(WHAT IS NEEDED):
Pull every line containing "heading" out of the material below.

(ENTRIES PROVIDED):
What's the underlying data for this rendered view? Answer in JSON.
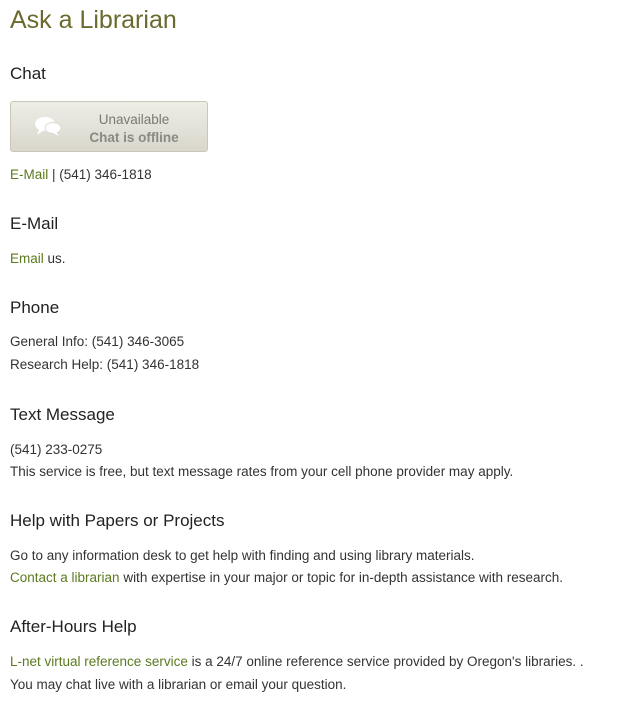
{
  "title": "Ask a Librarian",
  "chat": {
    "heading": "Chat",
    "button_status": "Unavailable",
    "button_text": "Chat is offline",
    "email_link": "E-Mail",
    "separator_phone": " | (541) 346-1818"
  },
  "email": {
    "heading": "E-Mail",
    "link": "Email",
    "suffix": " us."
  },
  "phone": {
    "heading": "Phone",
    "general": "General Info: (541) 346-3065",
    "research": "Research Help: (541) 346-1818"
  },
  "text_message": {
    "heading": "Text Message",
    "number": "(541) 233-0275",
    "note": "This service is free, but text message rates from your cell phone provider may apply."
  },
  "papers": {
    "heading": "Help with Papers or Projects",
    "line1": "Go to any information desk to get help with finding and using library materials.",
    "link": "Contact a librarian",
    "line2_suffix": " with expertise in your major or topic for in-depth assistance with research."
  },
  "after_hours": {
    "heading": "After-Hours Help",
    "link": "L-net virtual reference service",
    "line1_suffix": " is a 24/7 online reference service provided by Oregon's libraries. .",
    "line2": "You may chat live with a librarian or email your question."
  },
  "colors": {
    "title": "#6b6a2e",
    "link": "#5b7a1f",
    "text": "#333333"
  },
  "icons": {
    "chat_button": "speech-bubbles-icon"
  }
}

--

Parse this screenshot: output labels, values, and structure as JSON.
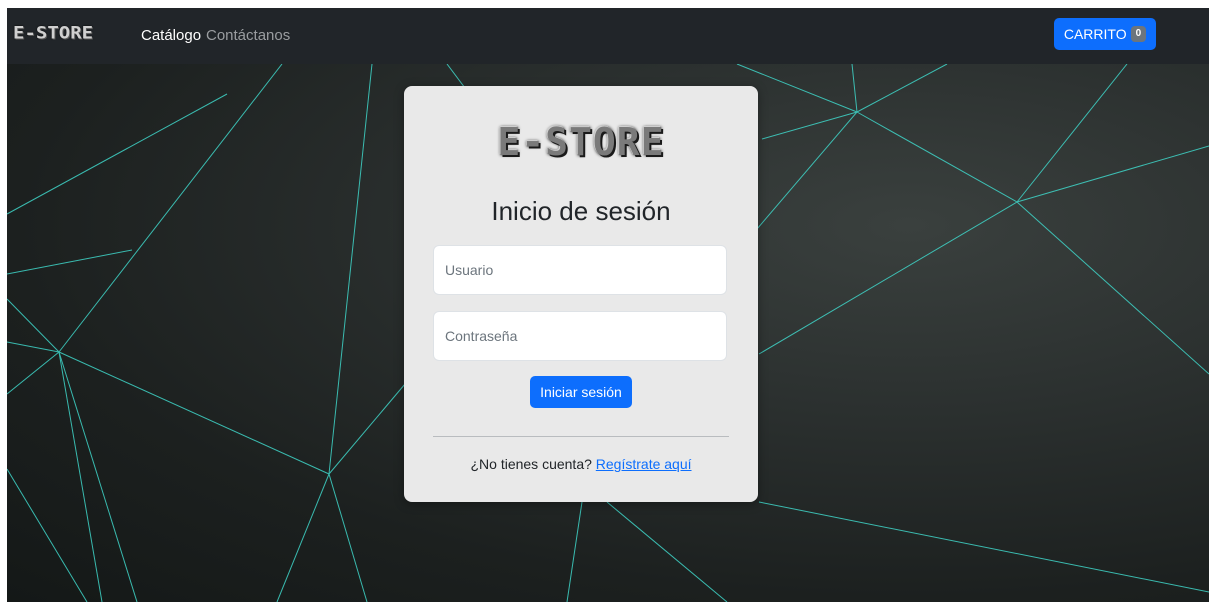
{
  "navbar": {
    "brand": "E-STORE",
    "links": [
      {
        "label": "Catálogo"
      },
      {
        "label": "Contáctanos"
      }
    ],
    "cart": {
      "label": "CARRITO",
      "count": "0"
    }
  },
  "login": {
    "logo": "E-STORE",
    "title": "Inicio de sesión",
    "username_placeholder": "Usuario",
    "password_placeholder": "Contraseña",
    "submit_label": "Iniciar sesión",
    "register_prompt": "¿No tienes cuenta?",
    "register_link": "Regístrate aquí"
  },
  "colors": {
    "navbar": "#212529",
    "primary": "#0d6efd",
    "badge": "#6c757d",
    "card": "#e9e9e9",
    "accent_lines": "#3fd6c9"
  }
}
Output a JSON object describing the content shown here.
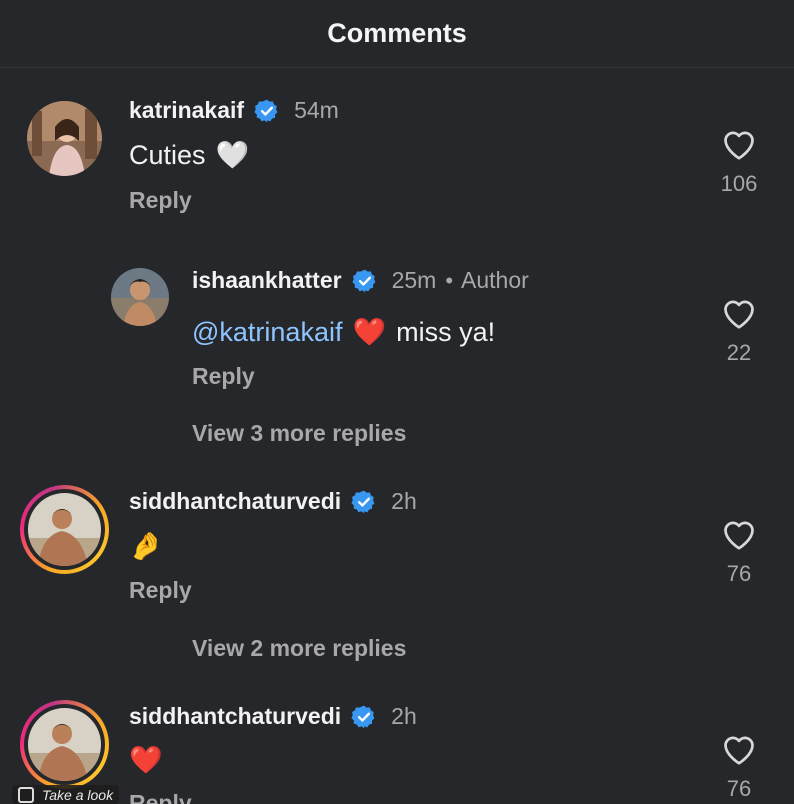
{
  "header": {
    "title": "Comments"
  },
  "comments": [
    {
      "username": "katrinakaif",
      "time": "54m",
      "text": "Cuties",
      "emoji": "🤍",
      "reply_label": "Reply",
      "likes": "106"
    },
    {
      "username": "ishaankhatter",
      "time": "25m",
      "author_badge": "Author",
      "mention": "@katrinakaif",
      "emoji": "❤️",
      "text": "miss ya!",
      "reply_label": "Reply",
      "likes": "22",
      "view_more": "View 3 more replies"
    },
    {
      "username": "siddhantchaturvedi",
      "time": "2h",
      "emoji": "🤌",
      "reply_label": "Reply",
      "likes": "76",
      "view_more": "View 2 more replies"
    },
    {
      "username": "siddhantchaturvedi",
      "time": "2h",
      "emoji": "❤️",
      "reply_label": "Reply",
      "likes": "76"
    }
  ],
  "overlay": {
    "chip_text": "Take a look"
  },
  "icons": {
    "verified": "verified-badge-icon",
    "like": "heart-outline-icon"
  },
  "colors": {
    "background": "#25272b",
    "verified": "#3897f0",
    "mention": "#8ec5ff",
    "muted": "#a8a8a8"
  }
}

(SOLUTION):
    "heading": "Chat",
    "heading": "E-Mail",
    "heading": "Phone",
    "heading": "Text Message",
    "heading": "Help with Papers or Projects",
    "heading": "After-Hours Help",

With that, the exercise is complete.